# START OF Supplied material

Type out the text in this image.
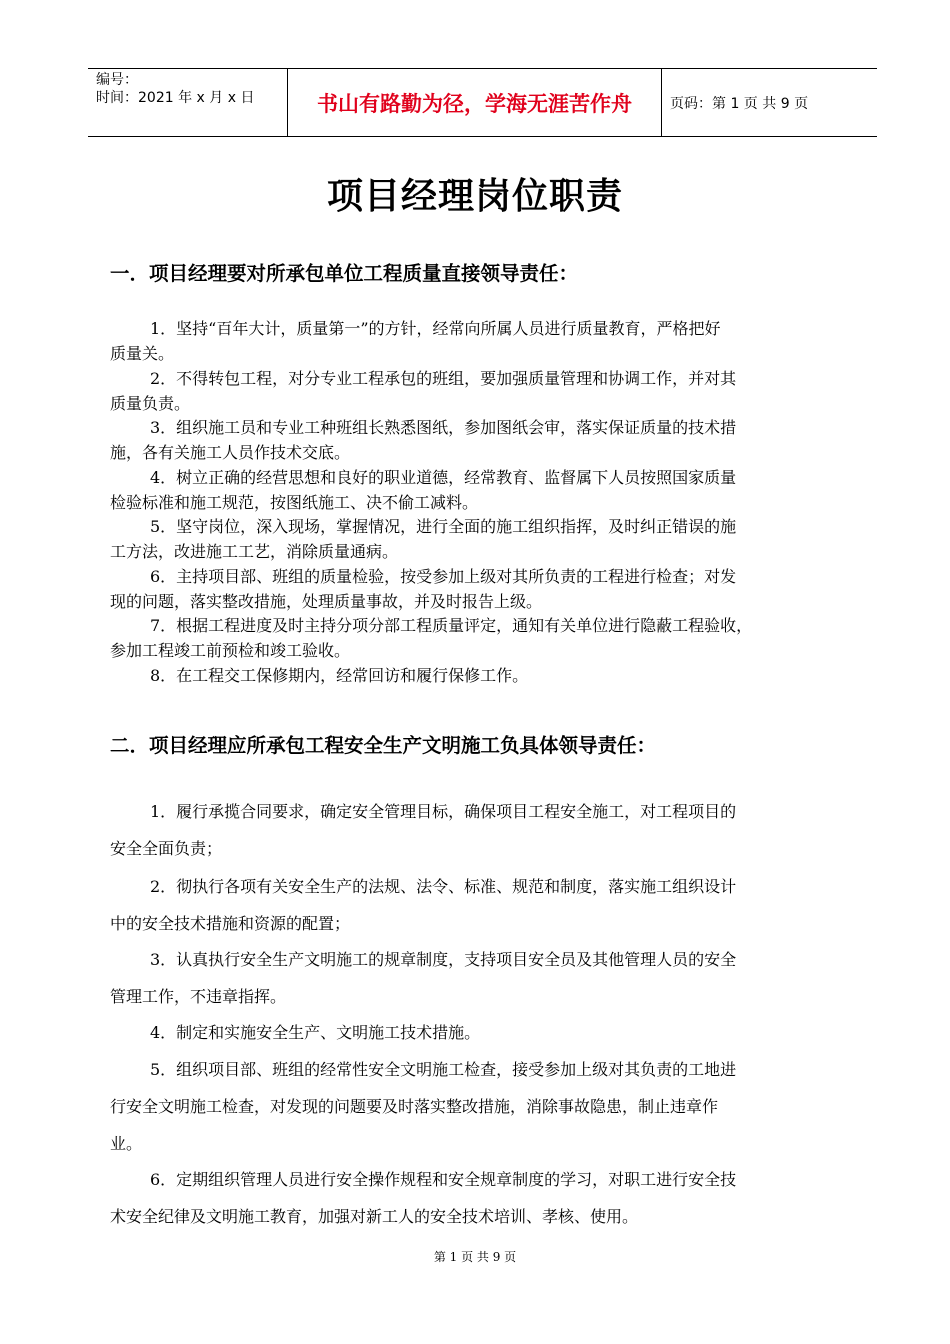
编号：
时间：2021 年 x 月 x 日	书山有路勤为径，学海无涯苦作舟	页码：第 1 页 共 9 页
项目经理岗位职责
一．项目经理要对所承包单位工程质量直接领导责任：
1．坚持“百年大计，质量第一”的方针，经常向所属人员进行质量教育，严格把好
质量关。
2．不得转包工程，对分专业工程承包的班组，要加强质量管理和协调工作，并对其
质量负责。
3．组织施工员和专业工种班组长熟悉图纸，参加图纸会审，落实保证质量的技术措
施，各有关施工人员作技术交底。
4．树立正确的经营思想和良好的职业道德，经常教育、监督属下人员按照国家质量
检验标准和施工规范，按图纸施工、决不偷工减料。
5．坚守岗位，深入现场，掌握情况，进行全面的施工组织指挥，及时纠正错误的施
工方法，改进施工工艺，消除质量通病。
6．主持项目部、班组的质量检验，按受参加上级对其所负责的工程进行检查；对发
现的问题，落实整改措施，处理质量事故，并及时报告上级。
7．根据工程进度及时主持分项分部工程质量评定，通知有关单位进行隐蔽工程验收，
参加工程竣工前预检和竣工验收。
8．在工程交工保修期内，经常回访和履行保修工作。
二．项目经理应所承包工程安全生产文明施工负具体领导责任：
1．履行承揽合同要求，确定安全管理目标，确保项目工程安全施工，对工程项目的
安全全面负责；
2．彻执行各项有关安全生产的法规、法令、标准、规范和制度，落实施工组织设计
中的安全技术措施和资源的配置；
3．认真执行安全生产文明施工的规章制度，支持项目安全员及其他管理人员的安全
管理工作，不违章指挥。
4．制定和实施安全生产、文明施工技术措施。
5．组织项目部、班组的经常性安全文明施工检查，接受参加上级对其负责的工地进
行安全文明施工检查，对发现的问题要及时落实整改措施，消除事故隐患，制止违章作
业。
6．定期组织管理人员进行安全操作规程和安全规章制度的学习，对职工进行安全技
术安全纪律及文明施工教育，加强对新工人的安全技术培训、孝核、使用。
第 1 页 共 9 页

# END OF Supplied material

Given task:
Pictures in the records should not appear in your copy, but everything else must be transcribed exactly.

Task response:
Type out the text in this image.
编号：
时间：2021 年 x 月 x 日	书山有路勤为径，学海无涯苦作舟	页码：第 1 页 共 9 页
项目经理岗位职责
一．项目经理要对所承包单位工程质量直接领导责任：
1．坚持“百年大计，质量第一”的方针，经常向所属人员进行质量教育，严格把好
质量关。
2．不得转包工程，对分专业工程承包的班组，要加强质量管理和协调工作，并对其
质量负责。
3．组织施工员和专业工种班组长熟悉图纸，参加图纸会审，落实保证质量的技术措
施，各有关施工人员作技术交底。
4．树立正确的经营思想和良好的职业道德，经常教育、监督属下人员按照国家质量
检验标准和施工规范，按图纸施工、决不偷工减料。
5．坚守岗位，深入现场，掌握情况，进行全面的施工组织指挥，及时纠正错误的施
工方法，改进施工工艺，消除质量通病。
6．主持项目部、班组的质量检验，按受参加上级对其所负责的工程进行检查；对发
现的问题，落实整改措施，处理质量事故，并及时报告上级。
7．根据工程进度及时主持分项分部工程质量评定，通知有关单位进行隐蔽工程验收，
参加工程竣工前预检和竣工验收。
8．在工程交工保修期内，经常回访和履行保修工作。
二．项目经理应所承包工程安全生产文明施工负具体领导责任：
1．履行承揽合同要求，确定安全管理目标，确保项目工程安全施工，对工程项目的
安全全面负责；
2．彻执行各项有关安全生产的法规、法令、标准、规范和制度，落实施工组织设计
中的安全技术措施和资源的配置；
3．认真执行安全生产文明施工的规章制度，支持项目安全员及其他管理人员的安全
管理工作，不违章指挥。
4．制定和实施安全生产、文明施工技术措施。
5．组织项目部、班组的经常性安全文明施工检查，接受参加上级对其负责的工地进
行安全文明施工检查，对发现的问题要及时落实整改措施，消除事故隐患，制止违章作
业。
6．定期组织管理人员进行安全操作规程和安全规章制度的学习，对职工进行安全技
术安全纪律及文明施工教育，加强对新工人的安全技术培训、孝核、使用。
第 1 页 共 9 页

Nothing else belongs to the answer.